▶ _What the task requires_:
Exclude the pictures, then copy all remaining records exactly.

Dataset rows

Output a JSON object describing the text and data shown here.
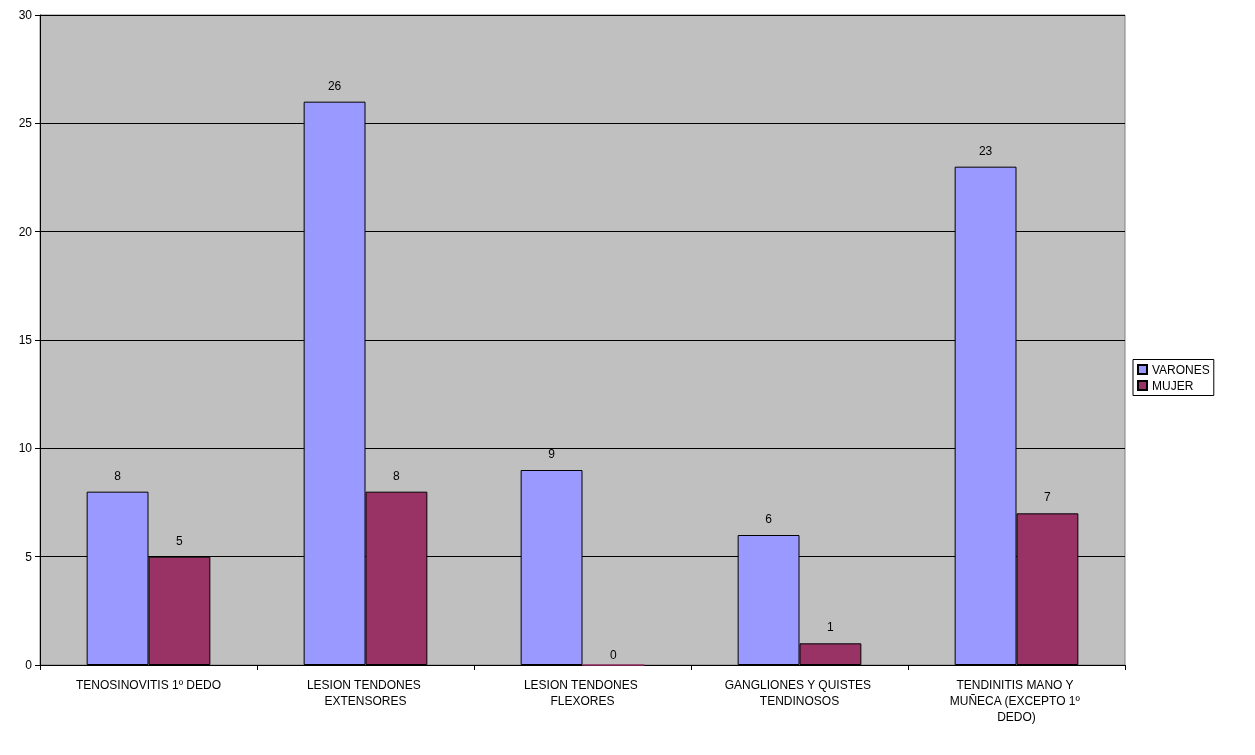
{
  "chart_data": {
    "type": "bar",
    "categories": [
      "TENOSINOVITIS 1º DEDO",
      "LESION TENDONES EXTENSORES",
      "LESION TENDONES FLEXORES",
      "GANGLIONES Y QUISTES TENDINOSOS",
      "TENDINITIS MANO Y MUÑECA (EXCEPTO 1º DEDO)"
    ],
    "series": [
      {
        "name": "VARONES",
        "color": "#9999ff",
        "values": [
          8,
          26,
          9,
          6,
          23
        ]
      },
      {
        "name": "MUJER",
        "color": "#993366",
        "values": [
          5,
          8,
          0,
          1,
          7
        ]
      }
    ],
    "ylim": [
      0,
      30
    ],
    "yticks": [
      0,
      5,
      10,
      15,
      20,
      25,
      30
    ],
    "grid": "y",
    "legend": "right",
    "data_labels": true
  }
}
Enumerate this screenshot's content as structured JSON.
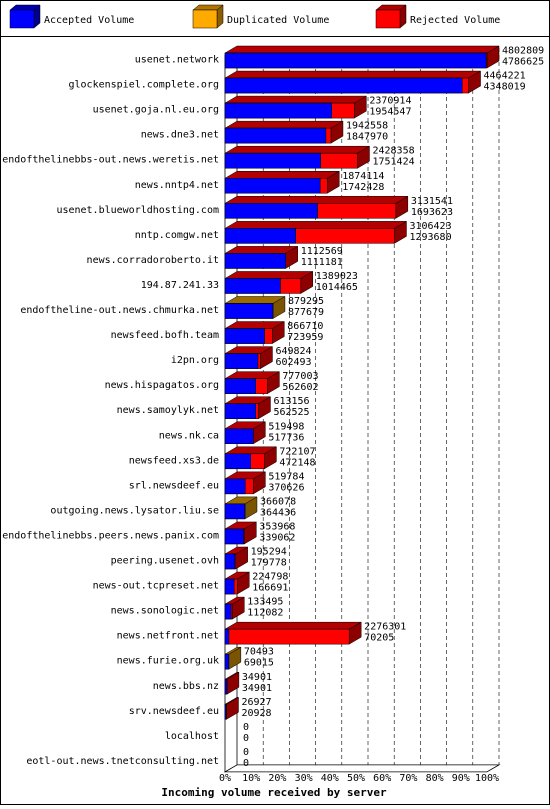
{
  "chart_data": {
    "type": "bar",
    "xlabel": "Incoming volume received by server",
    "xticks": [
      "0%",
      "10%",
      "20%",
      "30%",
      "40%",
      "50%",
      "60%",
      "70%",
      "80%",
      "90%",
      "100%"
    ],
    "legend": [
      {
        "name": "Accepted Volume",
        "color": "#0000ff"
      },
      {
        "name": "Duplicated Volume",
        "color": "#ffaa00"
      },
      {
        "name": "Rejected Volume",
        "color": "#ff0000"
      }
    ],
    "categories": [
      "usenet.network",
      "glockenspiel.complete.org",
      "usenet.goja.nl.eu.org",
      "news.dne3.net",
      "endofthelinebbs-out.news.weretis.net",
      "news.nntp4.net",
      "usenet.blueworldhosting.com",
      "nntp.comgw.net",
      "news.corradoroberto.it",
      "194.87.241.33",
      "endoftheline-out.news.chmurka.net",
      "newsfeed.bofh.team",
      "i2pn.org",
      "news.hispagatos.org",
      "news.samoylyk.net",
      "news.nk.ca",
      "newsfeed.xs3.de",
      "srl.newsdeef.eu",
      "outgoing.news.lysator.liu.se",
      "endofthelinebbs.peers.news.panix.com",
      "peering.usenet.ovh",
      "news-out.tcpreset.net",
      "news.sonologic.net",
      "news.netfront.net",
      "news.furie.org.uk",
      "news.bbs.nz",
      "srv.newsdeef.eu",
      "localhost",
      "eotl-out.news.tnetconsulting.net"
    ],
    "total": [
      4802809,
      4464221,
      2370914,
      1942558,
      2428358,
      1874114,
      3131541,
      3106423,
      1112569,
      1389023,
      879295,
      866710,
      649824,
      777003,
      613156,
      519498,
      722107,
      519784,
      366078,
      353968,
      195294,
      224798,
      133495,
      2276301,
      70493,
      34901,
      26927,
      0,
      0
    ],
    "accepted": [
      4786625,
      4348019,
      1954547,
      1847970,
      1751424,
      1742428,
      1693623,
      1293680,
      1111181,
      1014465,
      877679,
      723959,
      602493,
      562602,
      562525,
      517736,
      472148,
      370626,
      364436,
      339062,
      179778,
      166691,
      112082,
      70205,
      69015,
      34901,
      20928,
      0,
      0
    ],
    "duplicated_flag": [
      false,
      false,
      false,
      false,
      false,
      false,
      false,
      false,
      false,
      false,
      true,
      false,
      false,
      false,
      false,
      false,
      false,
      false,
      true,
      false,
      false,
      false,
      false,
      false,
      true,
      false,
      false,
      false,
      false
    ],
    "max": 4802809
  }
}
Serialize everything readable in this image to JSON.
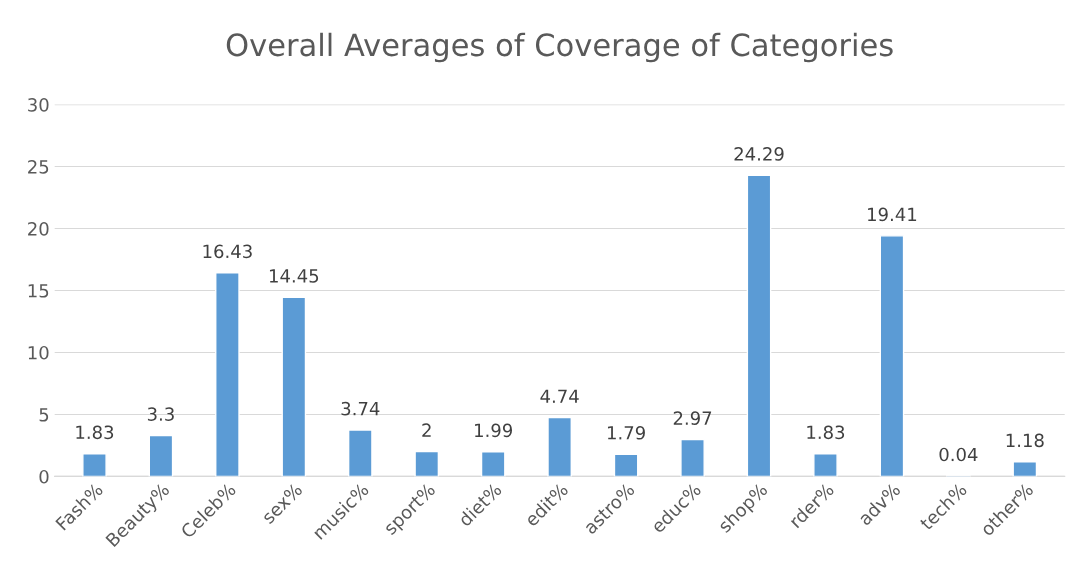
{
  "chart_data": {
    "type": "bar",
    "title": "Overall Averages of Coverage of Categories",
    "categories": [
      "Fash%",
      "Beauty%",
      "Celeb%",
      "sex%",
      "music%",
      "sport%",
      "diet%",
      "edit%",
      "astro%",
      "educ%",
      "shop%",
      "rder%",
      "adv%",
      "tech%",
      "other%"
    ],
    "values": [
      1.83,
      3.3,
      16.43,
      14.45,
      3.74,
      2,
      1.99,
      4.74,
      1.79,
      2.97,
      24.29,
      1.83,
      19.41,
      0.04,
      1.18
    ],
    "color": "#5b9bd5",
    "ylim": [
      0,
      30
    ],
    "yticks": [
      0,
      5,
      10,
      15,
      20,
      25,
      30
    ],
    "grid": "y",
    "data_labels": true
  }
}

▶ _Written solution_:
Output a JSON object describing the text and data shown here.
{
  "chart_data": {
    "type": "bar",
    "categories": [
      "TENOSINOVITIS 1º DEDO",
      "LESION TENDONES EXTENSORES",
      "LESION TENDONES FLEXORES",
      "GANGLIONES Y QUISTES TENDINOSOS",
      "TENDINITIS MANO Y MUÑECA (EXCEPTO 1º DEDO)"
    ],
    "series": [
      {
        "name": "VARONES",
        "color": "#9999ff",
        "values": [
          8,
          26,
          9,
          6,
          23
        ]
      },
      {
        "name": "MUJER",
        "color": "#993366",
        "values": [
          5,
          8,
          0,
          1,
          7
        ]
      }
    ],
    "ylim": [
      0,
      30
    ],
    "yticks": [
      0,
      5,
      10,
      15,
      20,
      25,
      30
    ],
    "grid": "y",
    "legend": "right",
    "data_labels": true
  }
}
Enumerate this screenshot's content as structured JSON.
{
  "chart_data": {
    "type": "bar",
    "xlabel": "Incoming volume received by server",
    "xticks": [
      "0%",
      "10%",
      "20%",
      "30%",
      "40%",
      "50%",
      "60%",
      "70%",
      "80%",
      "90%",
      "100%"
    ],
    "legend": [
      {
        "name": "Accepted Volume",
        "color": "#0000ff"
      },
      {
        "name": "Duplicated Volume",
        "color": "#ffaa00"
      },
      {
        "name": "Rejected Volume",
        "color": "#ff0000"
      }
    ],
    "categories": [
      "usenet.network",
      "glockenspiel.complete.org",
      "usenet.goja.nl.eu.org",
      "news.dne3.net",
      "endofthelinebbs-out.news.weretis.net",
      "news.nntp4.net",
      "usenet.blueworldhosting.com",
      "nntp.comgw.net",
      "news.corradoroberto.it",
      "194.87.241.33",
      "endoftheline-out.news.chmurka.net",
      "newsfeed.bofh.team",
      "i2pn.org",
      "news.hispagatos.org",
      "news.samoylyk.net",
      "news.nk.ca",
      "newsfeed.xs3.de",
      "srl.newsdeef.eu",
      "outgoing.news.lysator.liu.se",
      "endofthelinebbs.peers.news.panix.com",
      "peering.usenet.ovh",
      "news-out.tcpreset.net",
      "news.sonologic.net",
      "news.netfront.net",
      "news.furie.org.uk",
      "news.bbs.nz",
      "srv.newsdeef.eu",
      "localhost",
      "eotl-out.news.tnetconsulting.net"
    ],
    "total": [
      4802809,
      4464221,
      2370914,
      1942558,
      2428358,
      1874114,
      3131541,
      3106423,
      1112569,
      1389023,
      879295,
      866710,
      649824,
      777003,
      613156,
      519498,
      722107,
      519784,
      366078,
      353968,
      195294,
      224798,
      133495,
      2276301,
      70493,
      34901,
      26927,
      0,
      0
    ],
    "accepted": [
      4786625,
      4348019,
      1954547,
      1847970,
      1751424,
      1742428,
      1693623,
      1293680,
      1111181,
      1014465,
      877679,
      723959,
      602493,
      562602,
      562525,
      517736,
      472148,
      370626,
      364436,
      339062,
      179778,
      166691,
      112082,
      70205,
      69015,
      34901,
      20928,
      0,
      0
    ],
    "duplicated_flag": [
      false,
      false,
      false,
      false,
      false,
      false,
      false,
      false,
      false,
      false,
      true,
      false,
      false,
      false,
      false,
      false,
      false,
      false,
      true,
      false,
      false,
      false,
      false,
      false,
      true,
      false,
      false,
      false,
      false
    ],
    "max": 4802809
  }
}
Serialize everything readable in this image to JSON.
{
  "chart_data": {
    "type": "bar",
    "title": "Overall Averages of Coverage of Categories",
    "categories": [
      "Fash%",
      "Beauty%",
      "Celeb%",
      "sex%",
      "music%",
      "sport%",
      "diet%",
      "edit%",
      "astro%",
      "educ%",
      "shop%",
      "rder%",
      "adv%",
      "tech%",
      "other%"
    ],
    "values": [
      1.83,
      3.3,
      16.43,
      14.45,
      3.74,
      2,
      1.99,
      4.74,
      1.79,
      2.97,
      24.29,
      1.83,
      19.41,
      0.04,
      1.18
    ],
    "color": "#5b9bd5",
    "ylim": [
      0,
      30
    ],
    "yticks": [
      0,
      5,
      10,
      15,
      20,
      25,
      30
    ],
    "grid": "y",
    "data_labels": true
  }
}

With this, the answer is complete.